THINGS TO DO:
A – In the review of the film Humming, where is the one-year work placement that Jun-seo sees as a way out of his relationship?
B – Continue the review of the film Humming from its final sentence.

SELECTED EXCERPT:
Jun-seo (Lee Cheon-hee (이천희) is a hardworking scientist who dislikes sports and exercising. Despite this he is routinely dragged to events including diving and rock climbing by his long-term girlfriend Mi-yeon. Her zest for life and trying new things, as well as providing an abundance of affection and romance, makes Jun-seo the envy of other men yet he feels tired by the relationship and begins seeking a way out – namely the one year work placement which is located in the South Pole. Despite this Mi-yeon claims she will wait for him, but on the way to meet him she is the victim of a traffic accident and falls into a coma. Her spirit however continues to meet Jun-seo, and as he gathers his memories of their relationship he begins to remember the love that first brought them together.

Mi-yeon is loving and romantic, attributes not appreciated by her boyfriend

Mi-yeon is loving and romantic, attributes not appreciated by her boyfriend

Humming begins well, as Mi-yeon’s caring and affectionate personality is at odds with Jun-seo’s indifference and reluctance to try new things. Mi-yeon is clearly 100% committed to the relationship, providing incredibly charming and romantic scenes such as leaving a treasure hunt of love letters around Jun-seo’s apartment; Jun-seo, on the other hand, disregards them as an irritation and compounds his boredom with their partnership. Problems quickly rise however as these scenes extend for far too long and become tiresome, making Mi-yeon an almost tragic character due to her naivety while Jun-seo moves from a man tired of his relationship to being nasty and cowardly. As such, Mi-yeon’s accident – terribly filmed by director Park Dae-yeong – is a welcome change of pace rather than a dramatic and unsettling event. The premise of Mi-yeon’s spirit visiting her boyfriend is a wonderfully romantic concept, yet in truth this happens scarcely and does incredibly little to further the narrative. Instead, time is devoted to Jun-seo who, due to earlier scenes, is quite unlikeable and uncompelling as he pieces together memories of how their love initially developed. Again the potential is sound, yet rather than a series of short flashbacks intertwined with contemporary self-discovery, Park Dae-yeong opts to allow the nostalgic sequences to engulf the entire film and as such overshadow the events of the present. The precarious situation of comatose Mi-yeon is therefore undermined as the early stages of the relationship are portrayed, and despite the desperate attempts to convey the sincerity and purity of the blossoming romance they are unconvincing, dull and predictable. Humming is very much a bland, TV movie-style affair.

RECORDS SUPPLIED:
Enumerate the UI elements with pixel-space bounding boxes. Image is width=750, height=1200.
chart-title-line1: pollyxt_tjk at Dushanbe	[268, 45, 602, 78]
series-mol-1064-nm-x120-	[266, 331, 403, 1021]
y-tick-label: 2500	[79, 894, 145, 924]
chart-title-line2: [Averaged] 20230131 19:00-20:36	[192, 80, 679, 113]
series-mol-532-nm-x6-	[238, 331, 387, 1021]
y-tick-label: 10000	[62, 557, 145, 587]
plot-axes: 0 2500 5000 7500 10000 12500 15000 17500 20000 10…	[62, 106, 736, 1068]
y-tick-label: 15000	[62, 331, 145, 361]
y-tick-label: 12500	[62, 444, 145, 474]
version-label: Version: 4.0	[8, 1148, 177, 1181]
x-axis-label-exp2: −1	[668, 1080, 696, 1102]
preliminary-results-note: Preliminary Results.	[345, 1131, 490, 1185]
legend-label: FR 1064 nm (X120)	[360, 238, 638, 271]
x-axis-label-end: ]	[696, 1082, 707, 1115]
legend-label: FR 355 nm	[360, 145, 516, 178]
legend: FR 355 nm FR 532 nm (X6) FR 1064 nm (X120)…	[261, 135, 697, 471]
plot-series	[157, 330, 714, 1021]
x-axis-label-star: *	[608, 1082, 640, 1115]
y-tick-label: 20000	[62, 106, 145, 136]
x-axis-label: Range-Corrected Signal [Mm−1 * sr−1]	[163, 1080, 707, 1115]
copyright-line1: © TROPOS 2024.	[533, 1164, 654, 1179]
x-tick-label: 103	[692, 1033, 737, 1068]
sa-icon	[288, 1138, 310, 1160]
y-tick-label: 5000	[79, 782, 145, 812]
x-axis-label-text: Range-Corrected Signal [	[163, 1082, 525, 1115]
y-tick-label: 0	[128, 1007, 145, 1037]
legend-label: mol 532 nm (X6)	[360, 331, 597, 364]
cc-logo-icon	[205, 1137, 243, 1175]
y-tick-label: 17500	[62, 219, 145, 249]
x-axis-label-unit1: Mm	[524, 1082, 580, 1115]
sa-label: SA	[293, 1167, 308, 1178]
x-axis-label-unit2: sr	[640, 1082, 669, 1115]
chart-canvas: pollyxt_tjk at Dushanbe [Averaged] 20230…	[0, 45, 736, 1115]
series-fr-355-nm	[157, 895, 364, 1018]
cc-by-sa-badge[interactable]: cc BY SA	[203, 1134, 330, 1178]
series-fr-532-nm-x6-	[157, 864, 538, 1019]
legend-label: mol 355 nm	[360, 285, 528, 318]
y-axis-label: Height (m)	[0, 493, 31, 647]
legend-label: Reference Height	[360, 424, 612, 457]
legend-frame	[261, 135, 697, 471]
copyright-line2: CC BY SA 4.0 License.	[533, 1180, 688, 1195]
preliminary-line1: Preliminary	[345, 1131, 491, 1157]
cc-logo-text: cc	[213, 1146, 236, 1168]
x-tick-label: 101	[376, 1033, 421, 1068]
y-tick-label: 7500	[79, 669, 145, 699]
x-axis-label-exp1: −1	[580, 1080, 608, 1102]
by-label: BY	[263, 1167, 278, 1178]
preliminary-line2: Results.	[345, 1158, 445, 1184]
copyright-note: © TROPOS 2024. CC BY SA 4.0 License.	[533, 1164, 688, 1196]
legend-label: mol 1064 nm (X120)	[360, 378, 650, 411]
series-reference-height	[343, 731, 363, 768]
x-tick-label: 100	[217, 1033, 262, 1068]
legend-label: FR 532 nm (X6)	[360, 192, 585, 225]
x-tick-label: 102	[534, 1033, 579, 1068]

RESPONSES TO THE TASKS:
A – The South Pole.

B –
Jun-seo remembers the romantic moments from his and Mi-yeon's past

Jun-seo remembers the romantic moments from his and Mi-yeon’s past

In terms of performance Han Ji-hye is highly charismatic as love-struck Mi-yeon, lighting up the screen whenever she appears. However the actress is generally required to be happy, smiling and romantic and the underdevelopment is such that she is not stretched into any dramatic territory. The same cannot be said for Lee Cheon-hee who has several dramatic scenes, particularly as time begins to run out for the couple, and his performance is generally competent.

The main problem is the absence of character development. While the similarly themed but by no means perfect Just Like Heaven also featured the spirit of a comatose woman, it succeeded in portraying how the central couple evolved and developed together through both comedic and dramatic events. In Humming such sensibilities are noticeably absent and as such Jun-seo and Mi-yeon are not an engaging couple for audiences to root for.

Jun-seo and Mi-yeon attempt to reconnect

Jun-seo and Mi-yeon attempt to reconnect

Verdict:

Humming – an interesting title considering ‘humming’ never features – has a premise full of potential for romance through the spiritual connections and nostalgic notions of a love long forgotten. Yet the film never gets close to fulfilling such promise due to the unbalanced narrative structure and incredibly underdeveloped characters that ultimately make for a bland and predictable viewing experience. In the lead up to the cliched finaleHumming does become more engaging yet it is too little too late for what is essentially a TV film.